*Task details:*
Reproduce every line of the entries below verbatim, omitting the pictures from your answer.

*Records for processing:*
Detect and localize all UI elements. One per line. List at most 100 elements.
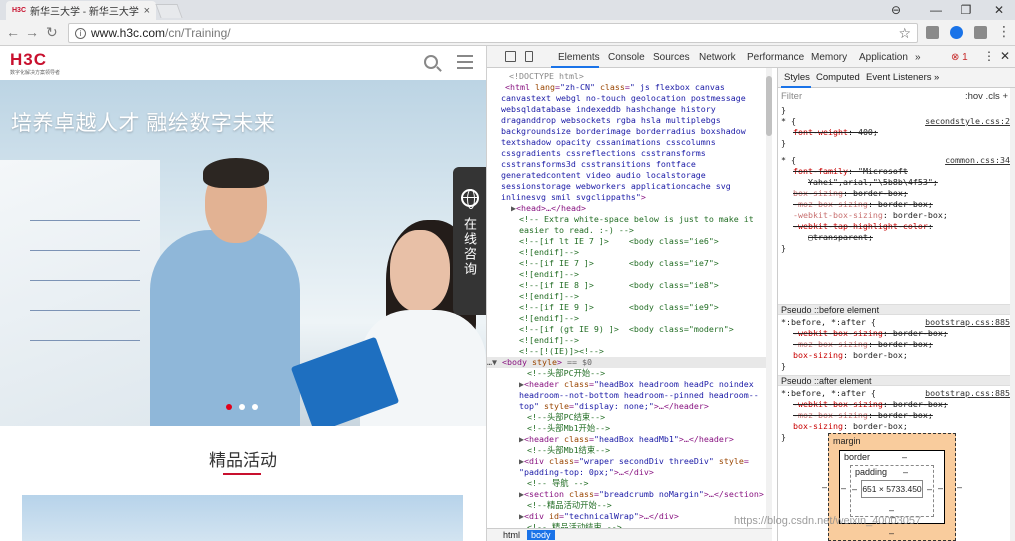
back-icon[interactable]: ←: [6, 24, 20, 40]
css-line[interactable]: -webkit-box-sizing: border-box;: [793, 328, 948, 339]
forward-icon[interactable]: →: [25, 24, 39, 40]
dom-line[interactable]: websqldatabase indexeddb hashchange hist…: [501, 104, 716, 115]
elements-scrollbar-track[interactable]: [766, 68, 772, 528]
restore-button[interactable]: ❐: [955, 0, 977, 20]
dom-line[interactable]: ▶<div class="wraper secondDiv threeDiv" …: [519, 456, 749, 467]
css-line[interactable]: font-family: "Microsoft: [793, 166, 908, 177]
tab-performance[interactable]: Performance: [747, 52, 804, 63]
tab-elements[interactable]: Elements: [558, 52, 600, 63]
css-line[interactable]: -moz-box-sizing: border-box;: [793, 339, 933, 350]
hero-banner[interactable]: 培养卓越人才 融绘数字未来: [0, 80, 486, 426]
box-model-padding[interactable]: padding – – – – 651 × 5733.450: [850, 465, 934, 517]
box-model-border[interactable]: border – – – – padding – – – – 651 × 573…: [839, 450, 945, 524]
dom-line[interactable]: cssgradients cssreflections csstransform…: [501, 148, 706, 159]
browser-menu-icon[interactable]: ⋮: [997, 23, 1011, 40]
minimize-button[interactable]: —: [925, 0, 947, 20]
crumb-html[interactable]: html: [499, 530, 524, 540]
bookmark-star-icon[interactable]: ☆: [898, 25, 911, 42]
hamburger-menu-icon[interactable]: [457, 55, 473, 69]
css-line[interactable]: -webkit-box-sizing: border-box;: [793, 399, 948, 410]
dom-line[interactable]: backgroundsize borderimage borderradius …: [501, 126, 746, 137]
elements-tree[interactable]: <!DOCTYPE html> <html lang="zh-CN" class…: [487, 68, 772, 528]
address-bar[interactable]: i www.h3c.com /cn/Training/ ☆: [68, 23, 918, 43]
dom-line[interactable]: <!--头部PC结束-->: [527, 412, 605, 423]
reload-icon[interactable]: ↻: [46, 24, 58, 41]
css-line[interactable]: -webkit-tap-highlight-color:: [793, 221, 933, 232]
dom-line[interactable]: <!--[if (gt IE 9) ]> <body class="modern…: [519, 324, 734, 335]
dom-line[interactable]: canvastext webgl no-touch geolocation po…: [501, 93, 746, 104]
dom-line[interactable]: draganddrop websockets rgba hsla multipl…: [501, 115, 721, 126]
box-model-content[interactable]: 651 × 5733.450: [861, 480, 923, 498]
dom-line-selected[interactable]: …▼ <body style> == $0: [487, 357, 766, 368]
devtools-menu-icon[interactable]: ⋮: [983, 49, 995, 63]
dom-line[interactable]: ▶<head>…</head>: [511, 203, 586, 214]
tab-console[interactable]: Console: [608, 52, 645, 63]
dom-line[interactable]: <!--[!(IE)]><!-->: [519, 346, 604, 357]
dom-line[interactable]: inlinesvg smil svgclippaths">: [501, 192, 646, 203]
carousel-dot-2[interactable]: [239, 404, 245, 410]
dom-line[interactable]: <![endif]-->: [519, 247, 579, 258]
dom-line[interactable]: csstransforms3d csstransitions fontface: [501, 159, 696, 170]
device-toolbar-icon[interactable]: [525, 51, 533, 62]
css-line[interactable]: box-sizing: border-box;: [793, 188, 908, 199]
dom-line[interactable]: <!-- Extra white-space below is just to …: [519, 214, 754, 225]
extension-icon-3[interactable]: [974, 26, 987, 39]
tab-application[interactable]: Application: [859, 52, 908, 63]
devtools-close-icon[interactable]: ✕: [1000, 49, 1010, 63]
dom-line[interactable]: <!--头部PC开始-->: [527, 368, 605, 379]
css-source-link[interactable]: secondstyle.css:2: [925, 116, 1010, 127]
dom-line[interactable]: <!--头部Mb1结束-->: [527, 445, 610, 456]
dom-line[interactable]: generatedcontent video audio localstorag…: [501, 170, 706, 181]
dom-line[interactable]: <![endif]-->: [519, 269, 579, 280]
dom-line[interactable]: <!--[if IE 7 ]> <body class="ie7">: [519, 258, 719, 269]
styles-filter-controls[interactable]: :hov .cls +: [965, 91, 1008, 103]
dom-line[interactable]: <!DOCTYPE html>: [509, 71, 584, 82]
elements-scrollbar-thumb[interactable]: [766, 76, 772, 136]
dom-line[interactable]: easier to read. :-) -->: [519, 225, 634, 236]
tab-styles[interactable]: Styles: [784, 72, 810, 84]
css-source-link[interactable]: bootstrap.css:885: [925, 317, 1010, 328]
dom-line[interactable]: <!--头部Mb1开始-->: [527, 423, 610, 434]
css-source-link[interactable]: bootstrap.css:885: [925, 388, 1010, 399]
tab-network[interactable]: Network: [699, 52, 736, 63]
more-styles-tabs-icon[interactable]: »: [934, 72, 939, 84]
dom-line[interactable]: ▶<header class="headBox headMb1">…</head…: [519, 434, 734, 445]
error-count-badge[interactable]: ⊗ 1: [951, 52, 968, 63]
styles-scrollbar[interactable]: [1010, 88, 1015, 541]
dom-line[interactable]: <!-- 导航 -->: [527, 478, 589, 489]
carousel-dot-3[interactable]: [252, 404, 258, 410]
info-icon[interactable]: i: [75, 27, 86, 39]
dom-line[interactable]: ▶<section class="breadcrumb noMargin">…<…: [519, 489, 764, 500]
close-window-button[interactable]: ✕: [988, 0, 1010, 20]
css-line[interactable]: -moz-box-sizing: border-box;: [793, 410, 933, 421]
css-line[interactable]: ▢transparent;: [808, 232, 873, 243]
dom-line[interactable]: top" style="display: none;">…</header>: [519, 401, 709, 412]
profile-icon[interactable]: ⊖: [885, 0, 907, 20]
extension-icon-1[interactable]: [926, 26, 939, 39]
css-line[interactable]: -moz-box-sizing: border-box;: [793, 199, 933, 210]
dom-line[interactable]: <html lang="zh-CN" class=" js flexbox ca…: [505, 82, 725, 93]
dom-line[interactable]: ▶<div id="technicalWrap">…</div>: [519, 511, 679, 522]
dom-line[interactable]: <!--[if lt IE 7 ]> <body class="ie6">: [519, 236, 719, 247]
tab-computed[interactable]: Computed: [816, 72, 860, 84]
inspect-element-icon[interactable]: [505, 51, 516, 62]
extension-icon-2[interactable]: [950, 26, 963, 39]
browser-tab[interactable]: H3C 新华三大学 - 新华三大学 ×: [6, 1, 156, 20]
css-line[interactable]: -webkit-box-sizing: border-box;: [793, 210, 948, 221]
dom-line[interactable]: sessionstorage webworkers applicationcac…: [501, 181, 731, 192]
dom-line[interactable]: <![endif]-->: [519, 291, 579, 302]
carousel-dot-1[interactable]: [226, 404, 232, 410]
css-source-link[interactable]: common.css:34: [945, 155, 1010, 166]
new-tab-button[interactable]: [155, 4, 183, 18]
dom-line[interactable]: textshadow opacity cssanimations csscolu…: [501, 137, 716, 148]
crumb-body[interactable]: body: [527, 530, 555, 540]
tab-event-listeners[interactable]: Event Listeners: [866, 72, 931, 84]
css-line[interactable]: Yahei",arial,"\5b8b\4f53";: [808, 177, 938, 188]
dom-line[interactable]: <![endif]-->: [519, 335, 579, 346]
styles-filter-input[interactable]: Filter: [781, 91, 802, 103]
css-line[interactable]: font-weight: 400;: [793, 127, 878, 138]
dom-line[interactable]: <![endif]-->: [519, 313, 579, 324]
more-tabs-icon[interactable]: »: [915, 52, 921, 63]
dom-line[interactable]: "padding-top: 0px;">…</div>: [519, 467, 654, 478]
tab-close-icon[interactable]: ×: [144, 5, 150, 17]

*Answer below:*
Detect and localize all UI elements. One per line. List at most 100 elements.
back-icon[interactable]: ←: [6, 24, 20, 40]
css-line[interactable]: -webkit-box-sizing: border-box;: [793, 328, 948, 339]
forward-icon[interactable]: →: [25, 24, 39, 40]
dom-line[interactable]: websqldatabase indexeddb hashchange hist…: [501, 104, 716, 115]
elements-scrollbar-track[interactable]: [766, 68, 772, 528]
restore-button[interactable]: ❐: [955, 0, 977, 20]
dom-line[interactable]: ▶<div class="wraper secondDiv threeDiv" …: [519, 456, 749, 467]
css-line[interactable]: font-family: "Microsoft: [793, 166, 908, 177]
tab-performance[interactable]: Performance: [747, 52, 804, 63]
tab-elements[interactable]: Elements: [558, 52, 600, 63]
css-line[interactable]: -moz-box-sizing: border-box;: [793, 339, 933, 350]
hero-banner[interactable]: 培养卓越人才 融绘数字未来: [0, 80, 486, 426]
box-model-padding[interactable]: padding – – – – 651 × 5733.450: [850, 465, 934, 517]
box-model-border[interactable]: border – – – – padding – – – – 651 × 573…: [839, 450, 945, 524]
dom-line[interactable]: cssgradients cssreflections csstransform…: [501, 148, 706, 159]
browser-menu-icon[interactable]: ⋮: [997, 23, 1011, 40]
minimize-button[interactable]: —: [925, 0, 947, 20]
crumb-html[interactable]: html: [499, 530, 524, 540]
bookmark-star-icon[interactable]: ☆: [898, 25, 911, 42]
hamburger-menu-icon[interactable]: [457, 55, 473, 69]
css-line[interactable]: -webkit-box-sizing: border-box;: [793, 399, 948, 410]
dom-line[interactable]: backgroundsize borderimage borderradius …: [501, 126, 746, 137]
elements-tree[interactable]: <!DOCTYPE html> <html lang="zh-CN" class…: [487, 68, 772, 528]
address-bar[interactable]: i www.h3c.com /cn/Training/ ☆: [68, 23, 918, 43]
dom-line[interactable]: <!--头部PC结束-->: [527, 412, 605, 423]
reload-icon[interactable]: ↻: [46, 24, 58, 41]
css-line[interactable]: -webkit-tap-highlight-color:: [793, 221, 933, 232]
dom-line[interactable]: <!--[if (gt IE 9) ]> <body class="modern…: [519, 324, 734, 335]
dom-line[interactable]: canvastext webgl no-touch geolocation po…: [501, 93, 746, 104]
dom-line[interactable]: draganddrop websockets rgba hsla multipl…: [501, 115, 721, 126]
box-model-content[interactable]: 651 × 5733.450: [861, 480, 923, 498]
dom-line-selected[interactable]: …▼ <body style> == $0: [487, 357, 766, 368]
devtools-menu-icon[interactable]: ⋮: [983, 49, 995, 63]
dom-line[interactable]: ▶<head>…</head>: [511, 203, 586, 214]
tab-console[interactable]: Console: [608, 52, 645, 63]
dom-line[interactable]: <!--[!(IE)]><!-->: [519, 346, 604, 357]
dom-line[interactable]: inlinesvg smil svgclippaths">: [501, 192, 646, 203]
carousel-dot-2[interactable]: [239, 404, 245, 410]
dom-line[interactable]: <![endif]-->: [519, 247, 579, 258]
dom-line[interactable]: csstransforms3d csstransitions fontface: [501, 159, 696, 170]
device-toolbar-icon[interactable]: [525, 51, 533, 62]
css-line[interactable]: box-sizing: border-box;: [793, 188, 908, 199]
dom-line[interactable]: <!-- Extra white-space below is just to …: [519, 214, 754, 225]
extension-icon-3[interactable]: [974, 26, 987, 39]
tab-application[interactable]: Application: [859, 52, 908, 63]
devtools-close-icon[interactable]: ✕: [1000, 49, 1010, 63]
dom-line[interactable]: <!--头部PC开始-->: [527, 368, 605, 379]
css-source-link[interactable]: secondstyle.css:2: [925, 116, 1010, 127]
dom-line[interactable]: <!--头部Mb1结束-->: [527, 445, 610, 456]
dom-line[interactable]: generatedcontent video audio localstorag…: [501, 170, 706, 181]
dom-line[interactable]: <![endif]-->: [519, 269, 579, 280]
dom-line[interactable]: <!--[if IE 7 ]> <body class="ie7">: [519, 258, 719, 269]
styles-filter-controls[interactable]: :hov .cls +: [965, 91, 1008, 103]
dom-line[interactable]: <!DOCTYPE html>: [509, 71, 584, 82]
elements-scrollbar-thumb[interactable]: [766, 76, 772, 136]
dom-line[interactable]: easier to read. :-) -->: [519, 225, 634, 236]
tab-styles[interactable]: Styles: [784, 72, 810, 84]
css-source-link[interactable]: bootstrap.css:885: [925, 317, 1010, 328]
dom-line[interactable]: <!--头部Mb1开始-->: [527, 423, 610, 434]
css-source-link[interactable]: bootstrap.css:885: [925, 388, 1010, 399]
tab-network[interactable]: Network: [699, 52, 736, 63]
more-styles-tabs-icon[interactable]: »: [934, 72, 939, 84]
dom-line[interactable]: ▶<header class="headBox headMb1">…</head…: [519, 434, 734, 445]
error-count-badge[interactable]: ⊗ 1: [951, 52, 968, 63]
styles-scrollbar[interactable]: [1010, 88, 1015, 541]
dom-line[interactable]: <!-- 导航 -->: [527, 478, 589, 489]
carousel-dot-3[interactable]: [252, 404, 258, 410]
info-icon[interactable]: i: [75, 27, 86, 39]
dom-line[interactable]: ▶<section class="breadcrumb noMargin">…<…: [519, 489, 764, 500]
close-window-button[interactable]: ✕: [988, 0, 1010, 20]
css-line[interactable]: -moz-box-sizing: border-box;: [793, 410, 933, 421]
css-line[interactable]: ▢transparent;: [808, 232, 873, 243]
dom-line[interactable]: top" style="display: none;">…</header>: [519, 401, 709, 412]
profile-icon[interactable]: ⊖: [885, 0, 907, 20]
extension-icon-1[interactable]: [926, 26, 939, 39]
css-line[interactable]: -moz-box-sizing: border-box;: [793, 199, 933, 210]
dom-line[interactable]: <html lang="zh-CN" class=" js flexbox ca…: [505, 82, 725, 93]
dom-line[interactable]: ▶<div id="technicalWrap">…</div>: [519, 511, 679, 522]
dom-line[interactable]: <!--[if lt IE 7 ]> <body class="ie6">: [519, 236, 719, 247]
tab-computed[interactable]: Computed: [816, 72, 860, 84]
inspect-element-icon[interactable]: [505, 51, 516, 62]
extension-icon-2[interactable]: [950, 26, 963, 39]
browser-tab[interactable]: H3C 新华三大学 - 新华三大学 ×: [6, 1, 156, 20]
css-line[interactable]: -webkit-box-sizing: border-box;: [793, 210, 948, 221]
dom-line[interactable]: sessionstorage webworkers applicationcac…: [501, 181, 731, 192]
dom-line[interactable]: <![endif]-->: [519, 291, 579, 302]
carousel-dot-1[interactable]: [226, 404, 232, 410]
css-source-link[interactable]: common.css:34: [945, 155, 1010, 166]
new-tab-button[interactable]: [155, 4, 183, 18]
dom-line[interactable]: textshadow opacity cssanimations csscolu…: [501, 137, 716, 148]
crumb-body[interactable]: body: [527, 530, 555, 540]
tab-event-listeners[interactable]: Event Listeners: [866, 72, 931, 84]
css-line[interactable]: Yahei",arial,"\5b8b\4f53";: [808, 177, 938, 188]
dom-line[interactable]: <![endif]-->: [519, 335, 579, 346]
styles-filter-input[interactable]: Filter: [781, 91, 802, 103]
css-line[interactable]: font-weight: 400;: [793, 127, 878, 138]
dom-line[interactable]: <![endif]-->: [519, 313, 579, 324]
more-tabs-icon[interactable]: »: [915, 52, 921, 63]
dom-line[interactable]: "padding-top: 0px;">…</div>: [519, 467, 654, 478]
tab-close-icon[interactable]: ×: [144, 5, 150, 17]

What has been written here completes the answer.